§ **Short task**: Records follow. Select each line holding "Освещение".

§ **Record extracts**:
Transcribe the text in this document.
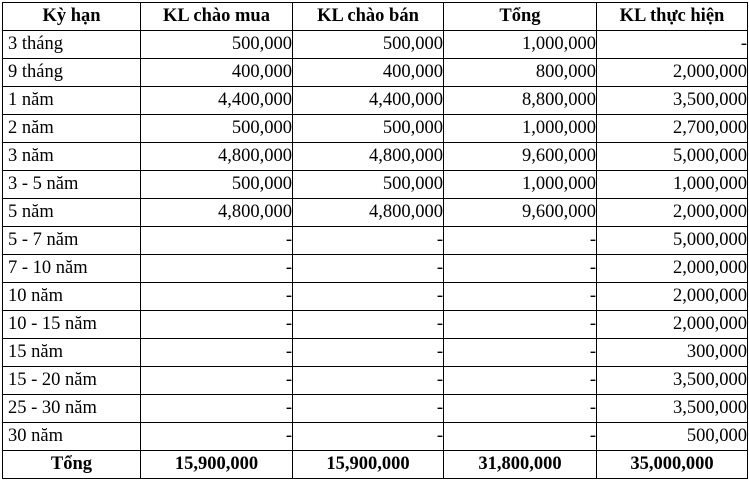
Kỳ hạn	KL chào mua	KL chào bán	Tổng	KL thực hiện
3 tháng	500,000	500,000	1,000,000	-
9 tháng	400,000	400,000	800,000	2,000,000
1 năm	4,400,000	4,400,000	8,800,000	3,500,000
2 năm	500,000	500,000	1,000,000	2,700,000
3 năm	4,800,000	4,800,000	9,600,000	5,000,000
3 - 5 năm	500,000	500,000	1,000,000	1,000,000
5 năm	4,800,000	4,800,000	9,600,000	2,000,000
5 - 7 năm	-	-	-	5,000,000
7 - 10 năm	-	-	-	2,000,000
10 năm	-	-	-	2,000,000
10 - 15 năm	-	-	-	2,000,000
15 năm	-	-	-	300,000
15 - 20 năm	-	-	-	3,500,000
25 - 30 năm	-	-	-	3,500,000
30 năm	-	-	-	500,000
Tổng	15,900,000	15,900,000	31,800,000	35,000,000
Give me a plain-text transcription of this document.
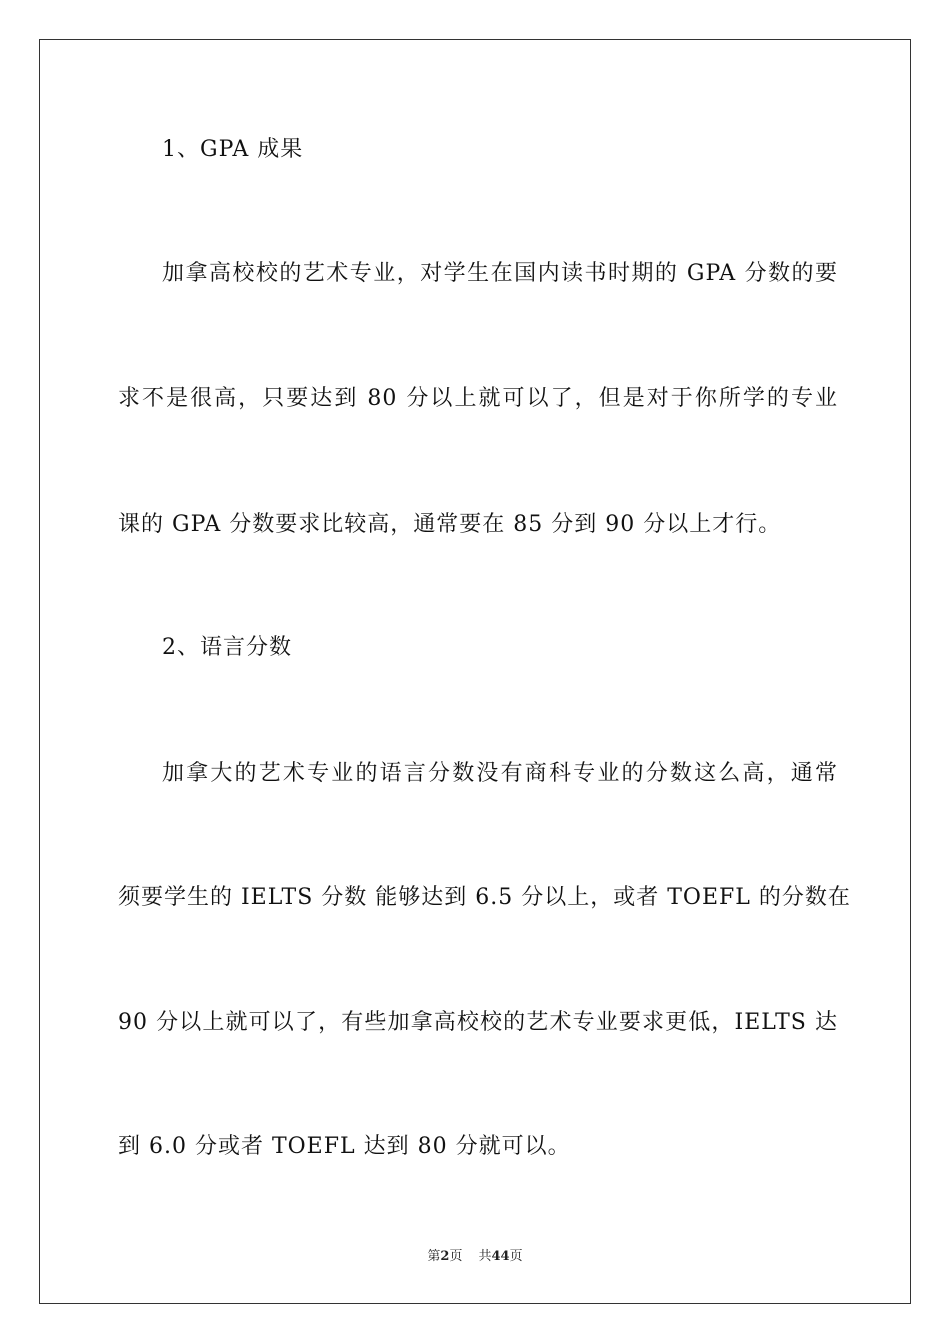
1、GPA 成果
加拿高校校的艺术专业，对学生在国内读书时期的 GPA 分数的要
求不是很高，只要达到 80 分以上就可以了，但是对于你所学的专业
课的 GPA 分数要求比较高，通常要在 85 分到 90 分以上才行。
2、语言分数
加拿大的艺术专业的语言分数没有商科专业的分数这么高，通常
须要学生的 IELTS 分数 能够达到 6.5 分以上，或者 TOEFL 的分数在
90 分以上就可以了，有些加拿高校校的艺术专业要求更低，IELTS 达
到 6.0 分或者 TOEFL 达到 80 分就可以。
第2页 共44页
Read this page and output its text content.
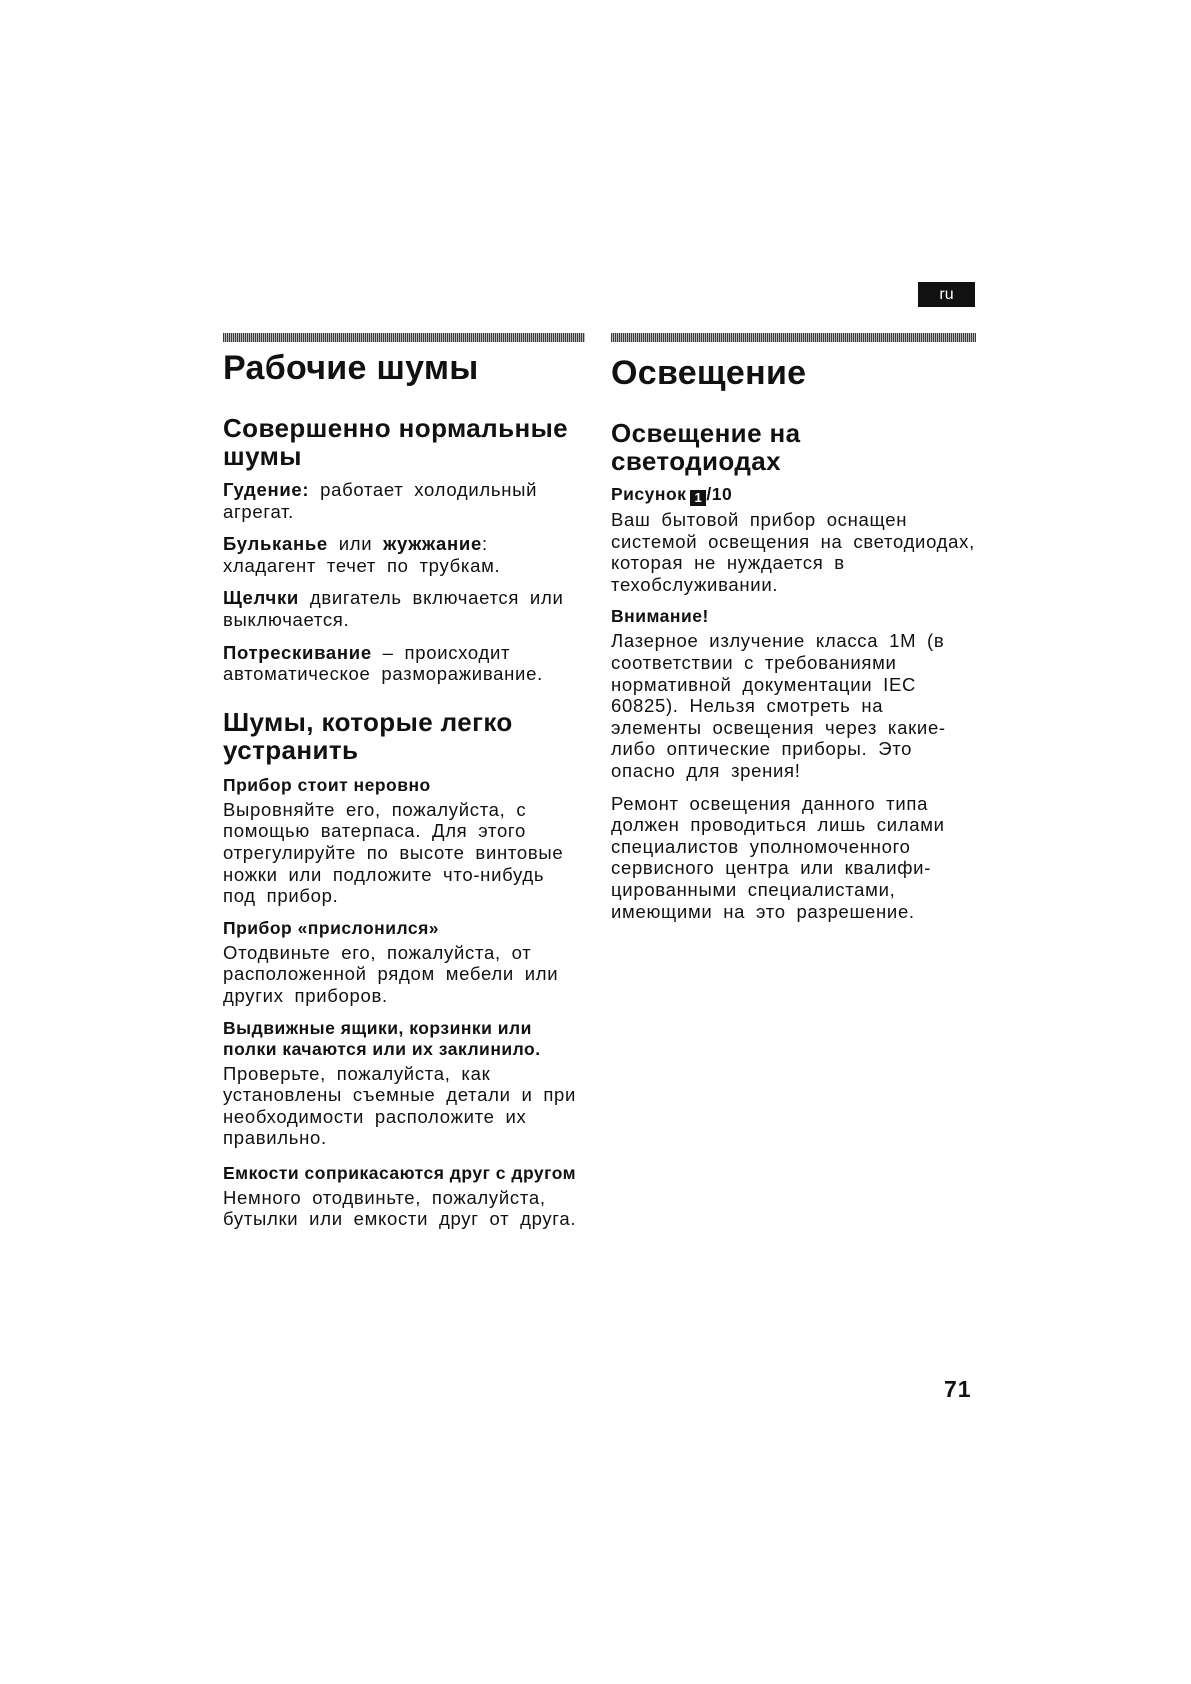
ru
Рабочие шумы
Совершенно нормальные шумы

Гудение: работает холодильный агрегат.

Бульканье или жужжание: хладагент течет по трубкам.

Щелчки двигатель включается или выключается.

Потрескивание – происходит автоматическое размораживание.

Шумы, которые легко устранить
Прибор стоит неровно

Выровняйте его, пожалуйста, с помощью ватерпаса. Для этого отрегулируйте по высоте винтовые ножки или подложите что-нибудь под прибор.

Прибор «прислонился»

Отодвиньте его, пожалуйста, от расположенной рядом мебели или других приборов.

Выдвижные ящики, корзинки или полки качаются или их заклинило.

Проверьте, пожалуйста, как установлены съемные детали и при необходимости расположите их правильно.

Емкости соприкасаются друг с другом

Немного отодвиньте, пожалуйста, бутылки или емкости друг от друга.

Освещение
Освещение на светодиодах
Рисунок 1 /10

Ваш бытовой прибор оснащен системой освещения на светодиодах, которая не нуждается в техобслуживании.

Внимание!

Лазерное излучение класса 1M (в соответствии с требованиями нормативной документации IEC 60825). Нельзя смотреть на элементы освещения через какие-либо оптические приборы. Это опасно для зрения!

Ремонт освещения данного типа должен проводиться лишь силами специалистов уполномоченного сервисного центра или квалифи-цированными специалистами, имеющими на это разрешение.

71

§ **Result of the task**:
Освещение
Освещение на светодиодах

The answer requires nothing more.